Find every line in the records below that contains the word "Examen", and copy each such line.

════════

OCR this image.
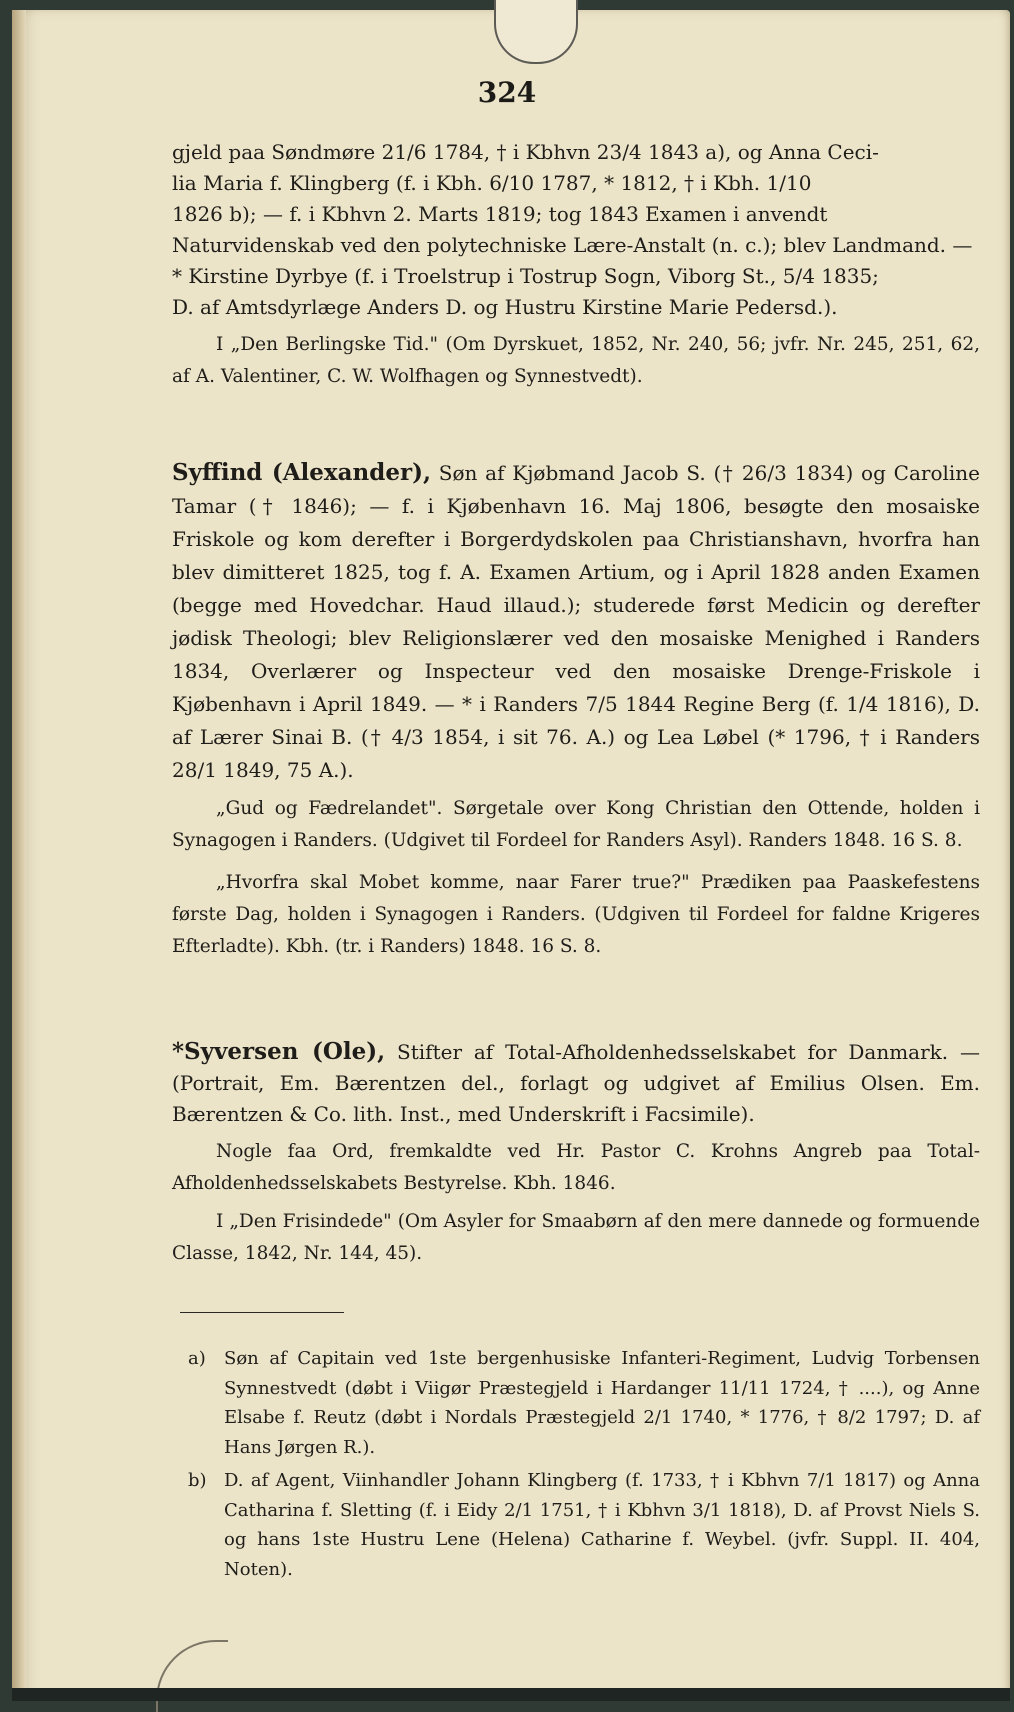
324
gjeld paa Søndmøre 21/6 1784, † i Kbhvn 23/4 1843 a), og Anna Ceci-
lia Maria f. Klingberg (f. i Kbh. 6/10 1787, * 1812, † i Kbh. 1/10
1826 b); — f. i Kbhvn 2. Marts 1819; tog 1843 Examen i anvendt
Naturvidenskab ved den polytechniske Lære-Anstalt (n. c.); blev Landmand. —
* Kirstine Dyrbye (f. i Troelstrup i Tostrup Sogn, Viborg St., 5/4 1835;
D. af Amtsdyrlæge Anders D. og Hustru Kirstine Marie Pedersd.).
I „Den Berlingske Tid." (Om Dyrskuet, 1852, Nr. 240, 56; jvfr. Nr. 245, 251, 62, af A. Valentiner, C. W. Wolfhagen og Synnestvedt).
Syffind (Alexander), Søn af Kjøbmand Jacob S. († 26/3 1834) og Caroline Tamar († 1846); — f. i Kjøbenhavn 16. Maj 1806, besøgte den mosaiske Friskole og kom derefter i Borgerdydskolen paa Christianshavn, hvorfra han blev dimitteret 1825, tog f. A. Examen Artium, og i April 1828 anden Examen (begge med Hovedchar. Haud illaud.); studerede først Medicin og derefter jødisk Theologi; blev Religionslærer ved den mosaiske Menighed i Randers 1834, Overlærer og Inspecteur ved den mosaiske Drenge-Friskole i Kjøbenhavn i April 1849. — * i Randers 7/5 1844 Regine Berg (f. 1/4 1816), D. af Lærer Sinai B. († 4/3 1854, i sit 76. A.) og Lea Løbel (* 1796, † i Randers 28/1 1849, 75 A.).
„Gud og Fædrelandet". Sørgetale over Kong Christian den Ottende, holden i Synagogen i Randers. (Udgivet til Fordeel for Randers Asyl). Randers 1848. 16 S. 8.
„Hvorfra skal Mobet komme, naar Farer true?" Prædiken paa Paaskefestens første Dag, holden i Synagogen i Randers. (Udgiven til Fordeel for faldne Krigeres Efterladte). Kbh. (tr. i Randers) 1848. 16 S. 8.
*Syversen (Ole), Stifter af Total-Afholdenhedsselskabet for Danmark. — (Portrait, Em. Bærentzen del., forlagt og udgivet af Emilius Olsen. Em. Bærentzen & Co. lith. Inst., med Underskrift i Facsimile).
Nogle faa Ord, fremkaldte ved Hr. Pastor C. Krohns Angreb paa Total-Afholdenhedsselskabets Bestyrelse. Kbh. 1846.
I „Den Frisindede" (Om Asyler for Smaabørn af den mere dannede og formuende Classe, 1842, Nr. 144, 45).
a) Søn af Capitain ved 1ste bergenhusiske Infanteri-Regiment, Ludvig Torbensen Synnestvedt (døbt i Viigør Præstegjeld i Hardanger 11/11 1724, † ....), og Anne Elsabe f. Reutz (døbt i Nordals Præstegjeld 2/1 1740, * 1776, † 8/2 1797; D. af Hans Jørgen R.).
b) D. af Agent, Viinhandler Johann Klingberg (f. 1733, † i Kbhvn 7/1 1817) og Anna Catharina f. Sletting (f. i Eidy 2/1 1751, † i Kbhvn 3/1 1818), D. af Provst Niels S. og hans 1ste Hustru Lene (Helena) Catharine f. Weybel. (jvfr. Suppl. II. 404, Noten).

════════

=== Solution to this problem ===
1826 b); — f. i Kbhvn 2. Marts 1819; tog 1843 Examen i anvendt
Syffind (Alexander), Søn af Kjøbmand Jacob S. († 26/3 1834) og Caroline Tamar († 1846); — f. i Kjøbenhavn 16. Maj 1806, besøgte den mosaiske Friskole og kom derefter i Borgerdydskolen paa Christianshavn, hvorfra han blev dimitteret 1825, tog f. A. Examen Artium, og i April 1828 anden Examen (begge med Hovedchar. Haud illaud.); studerede først Medicin og derefter jødisk Theologi; blev Religionslærer ved den mosaiske Menighed i Randers 1834, Overlærer og Inspecteur ved den mosaiske Drenge-Friskole i Kjøbenhavn i April 1849. — * i Randers 7/5 1844 Regine Berg (f. 1/4 1816), D. af Lærer Sinai B. († 4/3 1854, i sit 76. A.) og Lea Løbel (* 1796, † i Randers 28/1 1849, 75 A.).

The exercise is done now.